⟨

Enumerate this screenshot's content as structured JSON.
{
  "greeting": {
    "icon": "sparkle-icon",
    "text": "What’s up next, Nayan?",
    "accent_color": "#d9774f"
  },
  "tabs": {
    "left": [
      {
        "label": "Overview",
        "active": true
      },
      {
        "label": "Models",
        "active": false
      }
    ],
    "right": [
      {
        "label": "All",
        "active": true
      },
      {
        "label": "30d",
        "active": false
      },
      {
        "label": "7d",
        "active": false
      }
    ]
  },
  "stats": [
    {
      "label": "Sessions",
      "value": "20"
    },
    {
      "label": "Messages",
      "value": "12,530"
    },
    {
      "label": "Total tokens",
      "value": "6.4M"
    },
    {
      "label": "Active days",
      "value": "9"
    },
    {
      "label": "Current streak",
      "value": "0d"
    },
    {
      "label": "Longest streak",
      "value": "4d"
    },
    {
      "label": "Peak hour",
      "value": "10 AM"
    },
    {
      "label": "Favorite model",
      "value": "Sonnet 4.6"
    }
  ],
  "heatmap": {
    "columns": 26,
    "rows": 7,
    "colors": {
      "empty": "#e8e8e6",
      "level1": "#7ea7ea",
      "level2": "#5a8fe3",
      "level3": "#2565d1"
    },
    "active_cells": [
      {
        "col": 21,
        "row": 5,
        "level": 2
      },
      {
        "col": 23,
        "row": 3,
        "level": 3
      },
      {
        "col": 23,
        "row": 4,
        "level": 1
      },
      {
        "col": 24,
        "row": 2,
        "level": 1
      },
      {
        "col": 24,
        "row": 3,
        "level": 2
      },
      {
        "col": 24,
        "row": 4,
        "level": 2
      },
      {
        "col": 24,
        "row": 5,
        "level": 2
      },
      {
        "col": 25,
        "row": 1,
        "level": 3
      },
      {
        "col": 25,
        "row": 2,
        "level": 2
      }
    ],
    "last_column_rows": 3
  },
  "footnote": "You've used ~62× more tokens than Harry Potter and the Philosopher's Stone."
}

⟩

WORK TO COMPLETE: Which lines in the records above contain the string "value"? Copy each one.

COMPLETE ANSWER:
      "value": "20"
      "value": "12,530"
      "value": "6.4M"
      "value": "9"
      "value": "0d"
      "value": "4d"
      "value": "10 AM"
      "value": "Sonnet 4.6"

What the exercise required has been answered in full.